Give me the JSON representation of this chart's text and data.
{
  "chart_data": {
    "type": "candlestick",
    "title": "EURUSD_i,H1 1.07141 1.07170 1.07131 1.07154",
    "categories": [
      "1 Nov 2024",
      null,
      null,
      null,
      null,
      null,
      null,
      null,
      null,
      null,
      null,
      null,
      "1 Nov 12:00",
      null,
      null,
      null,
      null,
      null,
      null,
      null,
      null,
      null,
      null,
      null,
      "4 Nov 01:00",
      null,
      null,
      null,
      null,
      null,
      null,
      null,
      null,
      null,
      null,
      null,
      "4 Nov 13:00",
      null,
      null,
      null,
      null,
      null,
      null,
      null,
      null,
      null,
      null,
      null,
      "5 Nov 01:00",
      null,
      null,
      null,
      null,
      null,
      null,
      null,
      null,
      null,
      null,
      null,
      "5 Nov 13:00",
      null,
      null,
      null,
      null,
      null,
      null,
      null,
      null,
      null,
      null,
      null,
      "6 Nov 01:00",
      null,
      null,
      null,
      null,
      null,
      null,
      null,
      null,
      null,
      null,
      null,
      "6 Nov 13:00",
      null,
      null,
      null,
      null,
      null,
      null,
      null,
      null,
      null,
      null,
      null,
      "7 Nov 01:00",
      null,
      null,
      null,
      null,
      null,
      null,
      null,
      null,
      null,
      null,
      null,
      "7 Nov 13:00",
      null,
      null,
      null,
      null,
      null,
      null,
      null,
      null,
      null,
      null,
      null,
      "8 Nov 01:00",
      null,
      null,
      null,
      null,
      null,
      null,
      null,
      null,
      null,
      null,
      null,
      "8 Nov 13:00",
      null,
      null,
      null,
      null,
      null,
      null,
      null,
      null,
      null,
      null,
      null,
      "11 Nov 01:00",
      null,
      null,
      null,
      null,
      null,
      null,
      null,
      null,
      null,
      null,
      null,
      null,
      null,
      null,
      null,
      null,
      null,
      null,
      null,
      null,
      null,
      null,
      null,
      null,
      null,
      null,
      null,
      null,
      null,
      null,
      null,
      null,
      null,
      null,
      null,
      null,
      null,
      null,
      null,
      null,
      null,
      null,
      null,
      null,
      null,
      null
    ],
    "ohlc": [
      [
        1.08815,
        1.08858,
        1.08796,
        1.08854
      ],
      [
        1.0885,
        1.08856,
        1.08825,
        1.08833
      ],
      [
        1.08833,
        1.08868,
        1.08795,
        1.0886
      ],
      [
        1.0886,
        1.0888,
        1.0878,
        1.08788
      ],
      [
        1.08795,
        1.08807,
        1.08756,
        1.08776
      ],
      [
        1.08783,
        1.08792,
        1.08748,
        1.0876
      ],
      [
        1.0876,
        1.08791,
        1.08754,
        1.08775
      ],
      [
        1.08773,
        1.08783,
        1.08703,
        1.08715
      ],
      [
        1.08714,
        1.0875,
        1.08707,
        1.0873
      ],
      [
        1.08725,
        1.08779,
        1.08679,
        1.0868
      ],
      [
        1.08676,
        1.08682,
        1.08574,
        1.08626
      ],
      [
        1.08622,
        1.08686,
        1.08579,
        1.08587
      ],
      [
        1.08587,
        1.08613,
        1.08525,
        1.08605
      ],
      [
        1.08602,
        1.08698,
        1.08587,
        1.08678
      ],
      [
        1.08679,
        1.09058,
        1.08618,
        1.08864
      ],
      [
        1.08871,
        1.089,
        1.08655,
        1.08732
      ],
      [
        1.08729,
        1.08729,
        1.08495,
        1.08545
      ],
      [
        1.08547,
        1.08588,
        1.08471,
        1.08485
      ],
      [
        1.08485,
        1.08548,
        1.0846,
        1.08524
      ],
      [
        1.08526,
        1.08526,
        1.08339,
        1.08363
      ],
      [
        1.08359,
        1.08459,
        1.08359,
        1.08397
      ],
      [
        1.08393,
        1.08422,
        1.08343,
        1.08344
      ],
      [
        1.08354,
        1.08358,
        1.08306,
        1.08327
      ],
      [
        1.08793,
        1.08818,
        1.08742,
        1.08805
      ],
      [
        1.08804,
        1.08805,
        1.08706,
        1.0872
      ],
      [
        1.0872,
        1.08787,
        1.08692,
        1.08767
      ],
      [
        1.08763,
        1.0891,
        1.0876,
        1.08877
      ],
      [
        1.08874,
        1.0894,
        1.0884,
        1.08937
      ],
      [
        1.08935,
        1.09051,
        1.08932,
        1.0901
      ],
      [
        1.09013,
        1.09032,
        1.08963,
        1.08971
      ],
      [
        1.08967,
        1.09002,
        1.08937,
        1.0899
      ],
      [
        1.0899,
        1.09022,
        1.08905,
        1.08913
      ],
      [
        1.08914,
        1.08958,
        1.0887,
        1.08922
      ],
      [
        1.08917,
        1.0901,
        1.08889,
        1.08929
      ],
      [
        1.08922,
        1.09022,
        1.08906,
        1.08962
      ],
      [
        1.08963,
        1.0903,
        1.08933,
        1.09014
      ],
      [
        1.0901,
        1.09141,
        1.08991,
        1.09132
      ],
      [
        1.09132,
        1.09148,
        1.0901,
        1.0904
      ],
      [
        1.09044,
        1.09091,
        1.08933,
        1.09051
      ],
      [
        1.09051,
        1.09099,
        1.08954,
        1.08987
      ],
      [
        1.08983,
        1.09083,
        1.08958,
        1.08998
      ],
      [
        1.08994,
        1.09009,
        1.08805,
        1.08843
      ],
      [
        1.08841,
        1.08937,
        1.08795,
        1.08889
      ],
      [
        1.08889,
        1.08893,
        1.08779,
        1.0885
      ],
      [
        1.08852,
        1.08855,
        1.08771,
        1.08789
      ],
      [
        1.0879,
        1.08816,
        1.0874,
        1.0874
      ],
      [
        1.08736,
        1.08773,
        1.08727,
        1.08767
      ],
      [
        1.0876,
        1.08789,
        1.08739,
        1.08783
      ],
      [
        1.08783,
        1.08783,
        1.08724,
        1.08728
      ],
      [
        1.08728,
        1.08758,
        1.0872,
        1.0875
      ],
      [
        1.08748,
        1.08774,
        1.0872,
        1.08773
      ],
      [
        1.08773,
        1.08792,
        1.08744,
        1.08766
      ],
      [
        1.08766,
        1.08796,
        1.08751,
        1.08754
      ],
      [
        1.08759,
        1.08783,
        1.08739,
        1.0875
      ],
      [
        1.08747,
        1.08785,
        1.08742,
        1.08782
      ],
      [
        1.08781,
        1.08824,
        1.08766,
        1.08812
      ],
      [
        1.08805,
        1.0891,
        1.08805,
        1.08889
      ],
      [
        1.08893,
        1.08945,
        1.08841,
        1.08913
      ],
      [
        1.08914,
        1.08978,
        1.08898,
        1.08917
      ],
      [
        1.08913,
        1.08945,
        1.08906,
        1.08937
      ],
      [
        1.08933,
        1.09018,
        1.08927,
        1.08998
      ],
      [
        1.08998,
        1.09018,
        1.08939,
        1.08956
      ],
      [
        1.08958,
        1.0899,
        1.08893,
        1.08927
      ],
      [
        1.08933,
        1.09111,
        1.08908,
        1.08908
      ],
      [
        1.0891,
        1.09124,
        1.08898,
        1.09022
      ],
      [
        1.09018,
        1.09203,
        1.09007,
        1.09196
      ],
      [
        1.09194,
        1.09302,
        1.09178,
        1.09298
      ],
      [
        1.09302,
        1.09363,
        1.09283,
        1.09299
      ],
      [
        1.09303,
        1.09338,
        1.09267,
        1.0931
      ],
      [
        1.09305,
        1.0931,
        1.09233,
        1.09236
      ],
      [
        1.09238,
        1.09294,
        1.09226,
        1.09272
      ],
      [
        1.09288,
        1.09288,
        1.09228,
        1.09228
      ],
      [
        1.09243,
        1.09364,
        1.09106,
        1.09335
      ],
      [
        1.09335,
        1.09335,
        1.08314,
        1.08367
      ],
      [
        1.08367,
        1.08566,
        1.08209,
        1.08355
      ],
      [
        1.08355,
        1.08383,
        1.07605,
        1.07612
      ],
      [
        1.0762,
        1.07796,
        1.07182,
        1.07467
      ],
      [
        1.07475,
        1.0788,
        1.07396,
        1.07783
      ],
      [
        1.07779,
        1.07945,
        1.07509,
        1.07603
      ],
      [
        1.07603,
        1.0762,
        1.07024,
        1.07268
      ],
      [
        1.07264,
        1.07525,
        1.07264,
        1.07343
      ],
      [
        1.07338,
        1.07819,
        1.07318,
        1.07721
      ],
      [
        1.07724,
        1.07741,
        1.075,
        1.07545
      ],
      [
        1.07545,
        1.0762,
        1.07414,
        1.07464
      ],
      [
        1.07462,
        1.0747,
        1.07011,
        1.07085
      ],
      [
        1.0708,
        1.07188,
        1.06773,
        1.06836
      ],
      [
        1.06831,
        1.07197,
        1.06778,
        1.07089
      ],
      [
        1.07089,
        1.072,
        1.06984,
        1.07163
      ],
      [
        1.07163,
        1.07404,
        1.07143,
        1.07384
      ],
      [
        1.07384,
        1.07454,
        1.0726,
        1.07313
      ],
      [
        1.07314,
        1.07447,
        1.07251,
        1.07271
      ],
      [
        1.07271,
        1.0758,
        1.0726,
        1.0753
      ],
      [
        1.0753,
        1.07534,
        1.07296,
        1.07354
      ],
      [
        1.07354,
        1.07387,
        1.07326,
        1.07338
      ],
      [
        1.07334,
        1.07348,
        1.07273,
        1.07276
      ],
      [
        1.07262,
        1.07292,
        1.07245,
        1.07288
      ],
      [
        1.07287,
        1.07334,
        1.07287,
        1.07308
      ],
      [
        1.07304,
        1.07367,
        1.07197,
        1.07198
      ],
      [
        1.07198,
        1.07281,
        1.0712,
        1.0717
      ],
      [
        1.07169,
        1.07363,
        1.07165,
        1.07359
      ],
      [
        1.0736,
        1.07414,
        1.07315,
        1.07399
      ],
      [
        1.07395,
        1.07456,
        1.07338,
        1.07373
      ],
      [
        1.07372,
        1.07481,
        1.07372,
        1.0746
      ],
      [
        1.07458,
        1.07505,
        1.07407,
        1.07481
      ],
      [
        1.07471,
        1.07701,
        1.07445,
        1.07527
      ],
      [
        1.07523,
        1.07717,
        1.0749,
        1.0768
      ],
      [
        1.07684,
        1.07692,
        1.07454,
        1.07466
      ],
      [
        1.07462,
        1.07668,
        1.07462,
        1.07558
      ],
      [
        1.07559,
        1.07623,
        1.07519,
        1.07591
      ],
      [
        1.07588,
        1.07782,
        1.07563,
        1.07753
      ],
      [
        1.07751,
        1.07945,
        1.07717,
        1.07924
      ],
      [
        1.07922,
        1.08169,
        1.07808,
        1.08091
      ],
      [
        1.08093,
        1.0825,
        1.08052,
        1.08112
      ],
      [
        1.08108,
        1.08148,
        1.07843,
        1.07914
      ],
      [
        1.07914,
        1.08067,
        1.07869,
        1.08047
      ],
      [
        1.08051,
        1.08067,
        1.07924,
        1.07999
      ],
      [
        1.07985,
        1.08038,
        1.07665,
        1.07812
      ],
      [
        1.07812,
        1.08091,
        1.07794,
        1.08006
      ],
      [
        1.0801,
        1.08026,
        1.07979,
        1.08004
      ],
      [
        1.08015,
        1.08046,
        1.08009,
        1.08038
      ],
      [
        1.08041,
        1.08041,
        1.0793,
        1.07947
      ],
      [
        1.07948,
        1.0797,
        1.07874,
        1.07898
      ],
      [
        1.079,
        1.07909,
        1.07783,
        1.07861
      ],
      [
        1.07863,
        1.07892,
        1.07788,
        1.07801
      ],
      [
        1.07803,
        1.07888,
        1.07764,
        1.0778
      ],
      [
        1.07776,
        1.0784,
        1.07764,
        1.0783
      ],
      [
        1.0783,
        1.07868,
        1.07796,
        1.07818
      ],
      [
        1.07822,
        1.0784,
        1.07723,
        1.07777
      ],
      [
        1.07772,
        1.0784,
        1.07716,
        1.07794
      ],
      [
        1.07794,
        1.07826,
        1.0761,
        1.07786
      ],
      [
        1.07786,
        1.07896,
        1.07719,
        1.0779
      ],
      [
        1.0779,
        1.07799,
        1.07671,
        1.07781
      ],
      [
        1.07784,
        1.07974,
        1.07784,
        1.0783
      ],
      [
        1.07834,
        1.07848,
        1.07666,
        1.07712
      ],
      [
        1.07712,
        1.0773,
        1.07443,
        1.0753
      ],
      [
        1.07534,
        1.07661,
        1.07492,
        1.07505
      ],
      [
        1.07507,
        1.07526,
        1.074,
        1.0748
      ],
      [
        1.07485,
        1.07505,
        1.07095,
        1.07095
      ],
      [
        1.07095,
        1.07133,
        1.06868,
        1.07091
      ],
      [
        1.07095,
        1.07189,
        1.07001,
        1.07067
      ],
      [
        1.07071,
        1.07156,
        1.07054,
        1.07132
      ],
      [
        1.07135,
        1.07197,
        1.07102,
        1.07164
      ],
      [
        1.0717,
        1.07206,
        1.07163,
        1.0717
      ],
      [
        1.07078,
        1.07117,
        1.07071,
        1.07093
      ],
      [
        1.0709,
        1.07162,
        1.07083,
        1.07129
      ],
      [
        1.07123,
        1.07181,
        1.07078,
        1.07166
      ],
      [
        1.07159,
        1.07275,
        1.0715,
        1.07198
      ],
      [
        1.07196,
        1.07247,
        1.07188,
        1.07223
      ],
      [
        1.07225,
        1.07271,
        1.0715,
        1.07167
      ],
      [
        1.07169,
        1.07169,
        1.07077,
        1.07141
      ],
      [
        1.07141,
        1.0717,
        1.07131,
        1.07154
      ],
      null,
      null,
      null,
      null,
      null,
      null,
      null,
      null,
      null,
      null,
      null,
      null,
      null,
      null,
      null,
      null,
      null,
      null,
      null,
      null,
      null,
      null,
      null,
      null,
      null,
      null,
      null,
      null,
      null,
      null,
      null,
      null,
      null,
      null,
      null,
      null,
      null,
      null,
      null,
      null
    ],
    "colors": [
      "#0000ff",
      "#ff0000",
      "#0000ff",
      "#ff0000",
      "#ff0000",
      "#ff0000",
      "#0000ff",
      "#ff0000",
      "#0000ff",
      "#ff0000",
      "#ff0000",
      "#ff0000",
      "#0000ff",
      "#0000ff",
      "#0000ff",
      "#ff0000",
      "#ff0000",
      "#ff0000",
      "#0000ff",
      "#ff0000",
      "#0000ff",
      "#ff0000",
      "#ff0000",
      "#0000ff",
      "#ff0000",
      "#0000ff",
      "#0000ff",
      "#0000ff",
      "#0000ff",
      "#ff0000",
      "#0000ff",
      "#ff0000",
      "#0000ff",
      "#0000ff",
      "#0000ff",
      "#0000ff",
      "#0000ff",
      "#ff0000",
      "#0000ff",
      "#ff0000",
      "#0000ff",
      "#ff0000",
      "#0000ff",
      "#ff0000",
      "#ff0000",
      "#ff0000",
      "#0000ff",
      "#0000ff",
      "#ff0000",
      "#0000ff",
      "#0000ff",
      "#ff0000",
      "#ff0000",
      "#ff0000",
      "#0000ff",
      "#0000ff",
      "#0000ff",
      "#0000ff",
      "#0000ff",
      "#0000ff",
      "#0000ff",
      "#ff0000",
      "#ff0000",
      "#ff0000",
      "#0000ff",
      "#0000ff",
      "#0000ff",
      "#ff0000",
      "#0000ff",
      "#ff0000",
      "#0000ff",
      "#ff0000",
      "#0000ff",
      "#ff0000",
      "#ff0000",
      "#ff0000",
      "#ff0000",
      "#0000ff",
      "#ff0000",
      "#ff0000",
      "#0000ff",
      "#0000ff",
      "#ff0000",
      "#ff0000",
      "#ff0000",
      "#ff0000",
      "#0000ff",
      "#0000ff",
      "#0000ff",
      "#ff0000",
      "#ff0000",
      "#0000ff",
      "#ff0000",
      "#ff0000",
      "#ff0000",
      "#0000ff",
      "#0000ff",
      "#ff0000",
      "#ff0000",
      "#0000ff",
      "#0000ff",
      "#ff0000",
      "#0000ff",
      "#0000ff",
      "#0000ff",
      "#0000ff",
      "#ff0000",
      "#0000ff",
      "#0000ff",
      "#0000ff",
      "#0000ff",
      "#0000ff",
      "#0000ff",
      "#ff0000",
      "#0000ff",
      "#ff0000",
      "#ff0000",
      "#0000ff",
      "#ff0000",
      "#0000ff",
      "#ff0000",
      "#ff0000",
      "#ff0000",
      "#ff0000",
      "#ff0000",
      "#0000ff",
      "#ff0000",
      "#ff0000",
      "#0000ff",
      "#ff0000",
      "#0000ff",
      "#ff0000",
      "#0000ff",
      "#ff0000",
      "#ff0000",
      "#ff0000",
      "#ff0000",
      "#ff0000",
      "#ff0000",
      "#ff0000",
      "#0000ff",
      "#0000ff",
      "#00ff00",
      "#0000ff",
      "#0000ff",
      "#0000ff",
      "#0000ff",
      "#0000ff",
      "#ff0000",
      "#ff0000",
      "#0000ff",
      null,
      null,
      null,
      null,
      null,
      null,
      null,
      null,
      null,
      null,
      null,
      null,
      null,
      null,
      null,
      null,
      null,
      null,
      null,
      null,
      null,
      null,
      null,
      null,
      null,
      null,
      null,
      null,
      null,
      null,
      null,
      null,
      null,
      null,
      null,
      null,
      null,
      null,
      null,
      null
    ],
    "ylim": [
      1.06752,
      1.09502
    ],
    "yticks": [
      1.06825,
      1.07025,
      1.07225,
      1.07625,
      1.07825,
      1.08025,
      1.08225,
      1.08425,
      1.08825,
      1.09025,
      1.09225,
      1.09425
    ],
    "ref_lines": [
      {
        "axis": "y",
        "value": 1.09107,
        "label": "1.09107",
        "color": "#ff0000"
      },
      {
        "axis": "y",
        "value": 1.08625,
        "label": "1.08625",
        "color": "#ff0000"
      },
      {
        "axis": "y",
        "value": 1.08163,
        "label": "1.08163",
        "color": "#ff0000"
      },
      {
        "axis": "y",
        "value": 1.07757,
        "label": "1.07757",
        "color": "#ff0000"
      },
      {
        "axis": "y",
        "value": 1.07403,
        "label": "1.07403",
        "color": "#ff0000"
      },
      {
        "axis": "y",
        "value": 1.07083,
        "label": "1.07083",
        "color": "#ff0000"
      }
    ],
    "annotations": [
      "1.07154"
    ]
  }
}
========================================
WHAT IS EXPECTED »
Looking at the records above, say how many lines hold the string "label". Write nothing but the number.

RESPONSE TO THIS TASK »
6